Input rows »

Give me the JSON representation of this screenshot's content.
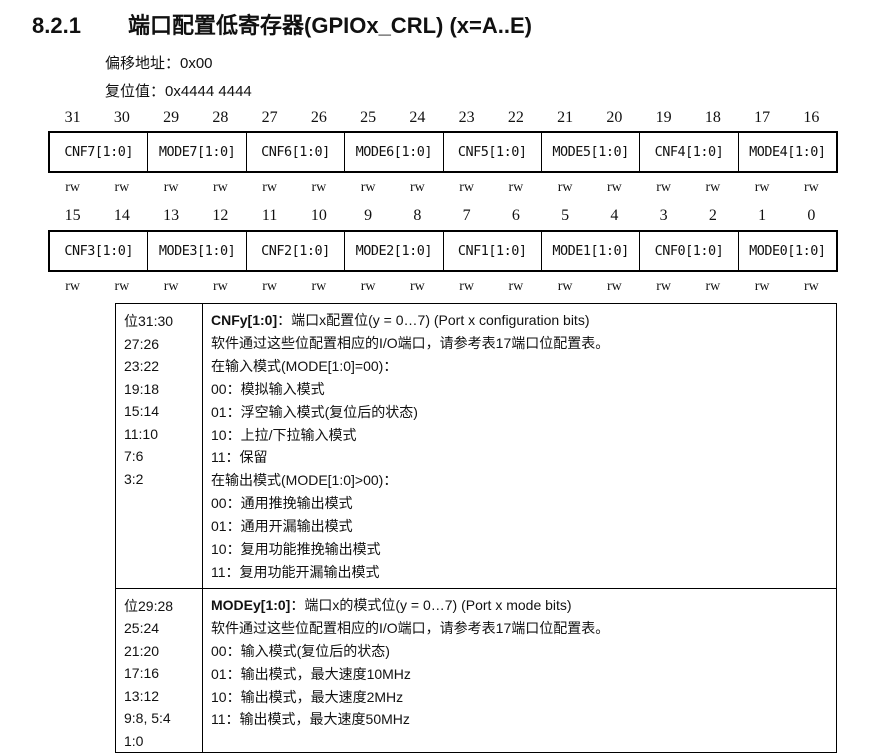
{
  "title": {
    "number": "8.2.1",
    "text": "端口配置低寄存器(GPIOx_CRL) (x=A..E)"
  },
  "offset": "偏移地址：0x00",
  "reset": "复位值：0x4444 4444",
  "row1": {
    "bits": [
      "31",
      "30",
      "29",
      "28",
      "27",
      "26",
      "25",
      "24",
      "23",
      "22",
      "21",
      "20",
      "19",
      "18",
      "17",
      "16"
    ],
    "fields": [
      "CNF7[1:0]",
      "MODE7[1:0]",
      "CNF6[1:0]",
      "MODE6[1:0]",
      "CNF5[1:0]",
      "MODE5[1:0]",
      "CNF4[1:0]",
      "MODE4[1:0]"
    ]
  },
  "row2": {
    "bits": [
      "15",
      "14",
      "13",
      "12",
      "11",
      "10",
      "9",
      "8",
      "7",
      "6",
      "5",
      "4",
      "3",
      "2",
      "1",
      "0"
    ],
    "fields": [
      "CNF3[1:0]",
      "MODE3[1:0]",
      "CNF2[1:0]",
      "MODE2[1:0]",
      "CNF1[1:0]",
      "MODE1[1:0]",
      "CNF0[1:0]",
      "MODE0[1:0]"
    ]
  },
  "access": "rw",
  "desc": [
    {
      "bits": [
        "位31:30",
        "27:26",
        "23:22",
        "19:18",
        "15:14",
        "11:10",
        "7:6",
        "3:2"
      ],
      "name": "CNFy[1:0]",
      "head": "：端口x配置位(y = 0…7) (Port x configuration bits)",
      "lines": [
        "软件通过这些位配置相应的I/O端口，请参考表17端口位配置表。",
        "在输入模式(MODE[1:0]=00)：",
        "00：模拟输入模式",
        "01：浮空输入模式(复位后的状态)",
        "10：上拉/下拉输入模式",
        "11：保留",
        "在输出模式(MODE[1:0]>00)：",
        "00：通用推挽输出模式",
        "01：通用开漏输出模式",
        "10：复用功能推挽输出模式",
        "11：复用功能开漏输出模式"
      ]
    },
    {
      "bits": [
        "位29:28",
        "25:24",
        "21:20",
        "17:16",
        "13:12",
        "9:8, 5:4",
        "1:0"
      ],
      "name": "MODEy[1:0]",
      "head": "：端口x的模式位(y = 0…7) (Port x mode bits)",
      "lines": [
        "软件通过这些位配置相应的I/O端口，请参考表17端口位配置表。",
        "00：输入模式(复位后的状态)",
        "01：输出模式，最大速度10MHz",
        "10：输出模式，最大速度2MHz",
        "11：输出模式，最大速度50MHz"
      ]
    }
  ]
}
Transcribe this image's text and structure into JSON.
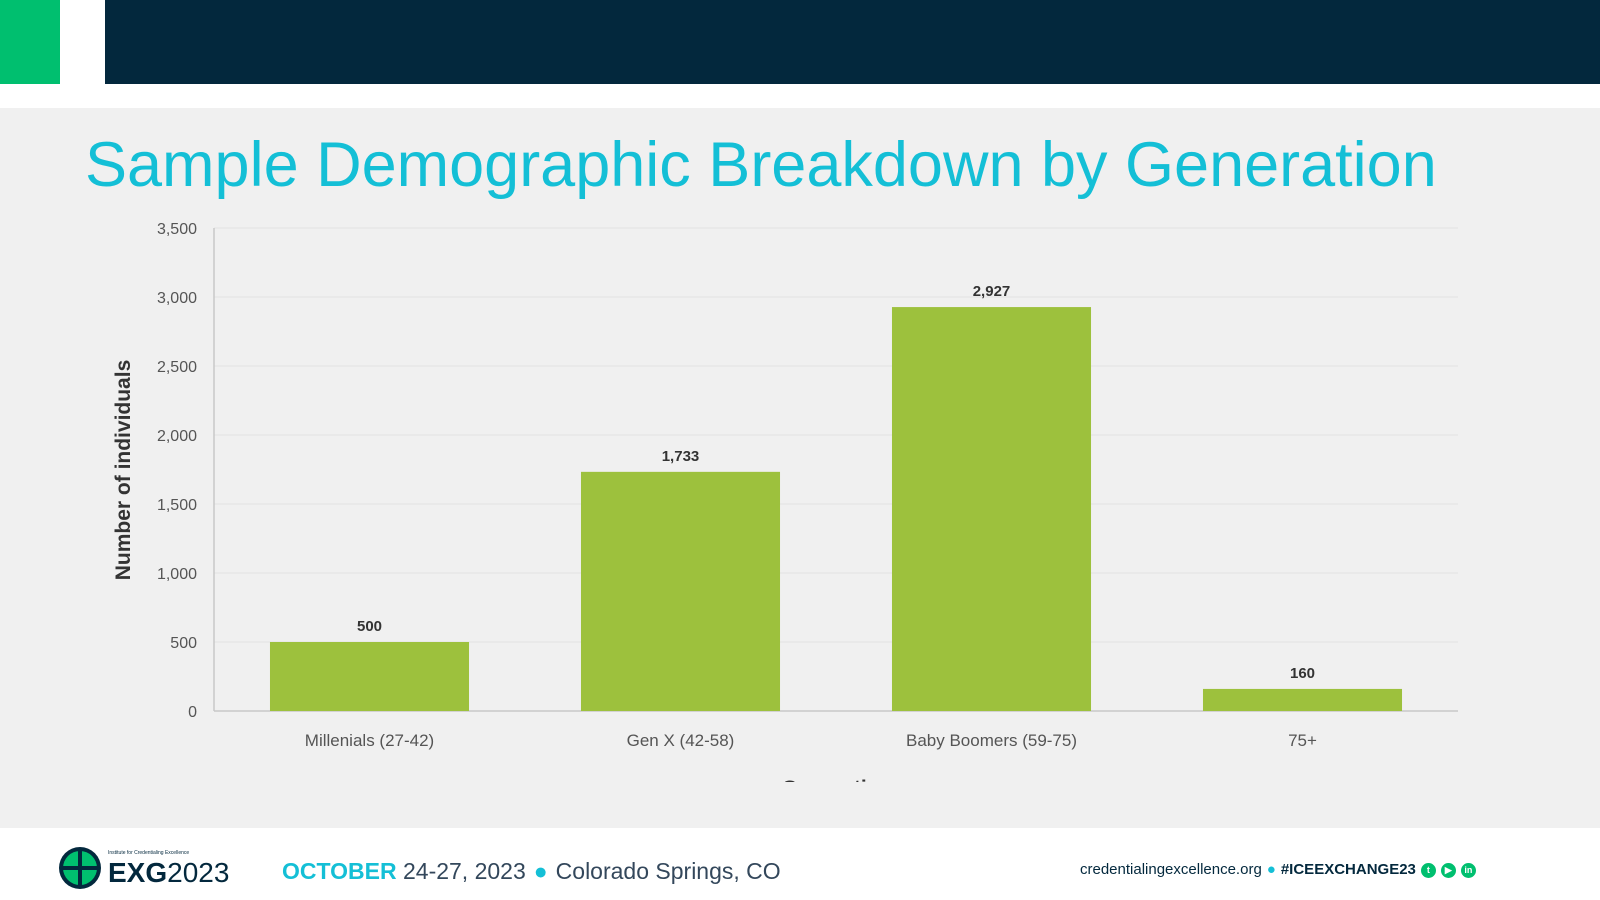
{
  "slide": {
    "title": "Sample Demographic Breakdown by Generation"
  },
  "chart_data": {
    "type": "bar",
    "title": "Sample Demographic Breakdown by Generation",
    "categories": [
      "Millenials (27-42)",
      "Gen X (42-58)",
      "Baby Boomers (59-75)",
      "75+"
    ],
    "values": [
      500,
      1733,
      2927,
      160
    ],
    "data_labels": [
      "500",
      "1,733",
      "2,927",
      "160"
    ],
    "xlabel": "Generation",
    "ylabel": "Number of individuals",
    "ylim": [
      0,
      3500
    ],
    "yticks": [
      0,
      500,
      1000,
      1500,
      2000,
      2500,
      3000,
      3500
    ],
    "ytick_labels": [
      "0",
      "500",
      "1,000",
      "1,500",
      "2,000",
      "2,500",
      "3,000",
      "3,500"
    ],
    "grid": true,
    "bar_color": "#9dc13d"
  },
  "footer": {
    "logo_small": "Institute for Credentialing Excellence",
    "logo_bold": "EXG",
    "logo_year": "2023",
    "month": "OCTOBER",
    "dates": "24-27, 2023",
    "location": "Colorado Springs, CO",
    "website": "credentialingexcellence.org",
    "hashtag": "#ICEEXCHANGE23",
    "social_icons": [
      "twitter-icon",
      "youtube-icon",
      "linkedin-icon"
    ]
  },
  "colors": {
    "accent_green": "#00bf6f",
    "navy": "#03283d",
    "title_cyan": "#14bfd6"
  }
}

...

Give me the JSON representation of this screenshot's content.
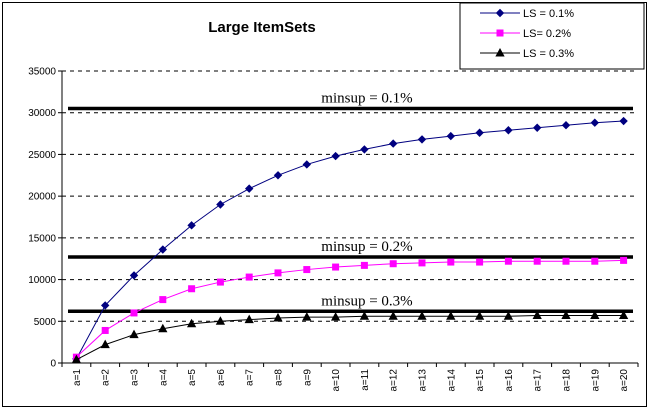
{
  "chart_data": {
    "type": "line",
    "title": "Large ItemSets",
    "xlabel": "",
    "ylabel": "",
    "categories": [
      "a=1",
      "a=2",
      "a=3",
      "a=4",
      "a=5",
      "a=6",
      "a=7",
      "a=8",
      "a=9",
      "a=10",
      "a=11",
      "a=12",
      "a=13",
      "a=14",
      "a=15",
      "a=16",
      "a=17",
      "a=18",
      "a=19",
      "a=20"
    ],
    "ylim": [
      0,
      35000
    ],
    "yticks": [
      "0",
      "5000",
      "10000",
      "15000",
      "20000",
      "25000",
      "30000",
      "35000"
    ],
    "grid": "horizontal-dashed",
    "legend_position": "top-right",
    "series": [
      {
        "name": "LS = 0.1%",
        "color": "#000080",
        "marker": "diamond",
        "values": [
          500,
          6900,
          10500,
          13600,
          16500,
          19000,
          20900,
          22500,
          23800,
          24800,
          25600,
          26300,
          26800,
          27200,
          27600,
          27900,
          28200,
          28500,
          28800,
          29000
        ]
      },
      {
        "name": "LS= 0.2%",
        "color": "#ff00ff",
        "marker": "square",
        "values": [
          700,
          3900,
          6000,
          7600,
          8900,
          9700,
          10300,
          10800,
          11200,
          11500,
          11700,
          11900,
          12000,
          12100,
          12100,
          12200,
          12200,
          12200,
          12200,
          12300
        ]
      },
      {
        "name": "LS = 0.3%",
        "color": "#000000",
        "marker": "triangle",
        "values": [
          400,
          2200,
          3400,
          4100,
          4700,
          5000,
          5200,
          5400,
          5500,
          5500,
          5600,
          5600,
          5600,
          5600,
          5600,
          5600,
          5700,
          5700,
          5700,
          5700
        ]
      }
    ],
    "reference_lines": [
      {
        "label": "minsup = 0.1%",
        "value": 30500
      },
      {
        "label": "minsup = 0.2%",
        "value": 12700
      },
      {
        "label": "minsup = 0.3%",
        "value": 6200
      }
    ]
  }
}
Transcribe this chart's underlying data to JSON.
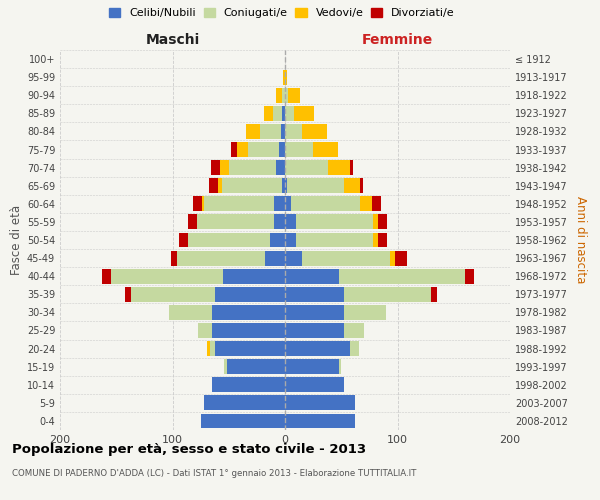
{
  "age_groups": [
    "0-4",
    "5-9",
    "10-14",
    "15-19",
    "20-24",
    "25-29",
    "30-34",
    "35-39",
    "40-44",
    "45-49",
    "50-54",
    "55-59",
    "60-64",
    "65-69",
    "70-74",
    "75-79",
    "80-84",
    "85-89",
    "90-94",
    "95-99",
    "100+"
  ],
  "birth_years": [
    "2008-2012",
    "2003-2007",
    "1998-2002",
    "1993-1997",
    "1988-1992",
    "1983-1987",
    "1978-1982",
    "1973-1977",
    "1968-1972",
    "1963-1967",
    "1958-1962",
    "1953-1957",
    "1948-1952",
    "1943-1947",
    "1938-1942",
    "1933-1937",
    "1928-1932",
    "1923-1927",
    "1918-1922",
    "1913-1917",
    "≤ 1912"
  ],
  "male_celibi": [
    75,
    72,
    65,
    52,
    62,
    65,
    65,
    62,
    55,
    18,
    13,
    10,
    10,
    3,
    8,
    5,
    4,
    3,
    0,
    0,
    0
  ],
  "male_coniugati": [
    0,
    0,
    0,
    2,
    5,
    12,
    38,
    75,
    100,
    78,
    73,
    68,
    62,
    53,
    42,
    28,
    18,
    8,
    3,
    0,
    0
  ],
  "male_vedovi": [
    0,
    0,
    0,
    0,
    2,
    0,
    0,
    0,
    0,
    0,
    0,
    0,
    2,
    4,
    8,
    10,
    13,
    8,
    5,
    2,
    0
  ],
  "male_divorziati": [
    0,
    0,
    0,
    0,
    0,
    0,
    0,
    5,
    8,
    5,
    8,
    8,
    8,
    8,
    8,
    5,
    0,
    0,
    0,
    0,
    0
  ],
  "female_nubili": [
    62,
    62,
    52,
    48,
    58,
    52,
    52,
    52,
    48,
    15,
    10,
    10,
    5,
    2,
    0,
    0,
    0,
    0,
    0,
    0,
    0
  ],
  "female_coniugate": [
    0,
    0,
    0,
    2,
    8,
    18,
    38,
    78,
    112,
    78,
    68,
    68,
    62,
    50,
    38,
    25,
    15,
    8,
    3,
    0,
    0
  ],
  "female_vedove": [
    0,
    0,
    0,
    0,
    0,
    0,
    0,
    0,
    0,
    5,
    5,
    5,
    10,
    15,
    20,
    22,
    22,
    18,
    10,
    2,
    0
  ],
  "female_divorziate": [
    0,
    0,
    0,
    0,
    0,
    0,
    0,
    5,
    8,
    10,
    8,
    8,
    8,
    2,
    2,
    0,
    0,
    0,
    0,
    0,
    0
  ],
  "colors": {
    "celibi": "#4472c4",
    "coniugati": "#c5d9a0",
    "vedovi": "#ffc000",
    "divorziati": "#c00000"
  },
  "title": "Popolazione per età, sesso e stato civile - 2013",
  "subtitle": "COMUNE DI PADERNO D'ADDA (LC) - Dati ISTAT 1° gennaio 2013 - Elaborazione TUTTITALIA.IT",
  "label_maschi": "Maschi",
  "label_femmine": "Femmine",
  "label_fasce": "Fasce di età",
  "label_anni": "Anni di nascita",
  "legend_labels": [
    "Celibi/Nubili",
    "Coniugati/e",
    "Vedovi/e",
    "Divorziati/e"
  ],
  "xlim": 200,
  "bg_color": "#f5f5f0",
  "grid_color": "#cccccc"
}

Problem description » Filter the entries down to the lines with the word "Port" in them.

Complete response »
      "head": "：端口x配置位(y = 0…7) (Port x configuration bits)",
      "head": "：端口x的模式位(y = 0…7) (Port x mode bits)",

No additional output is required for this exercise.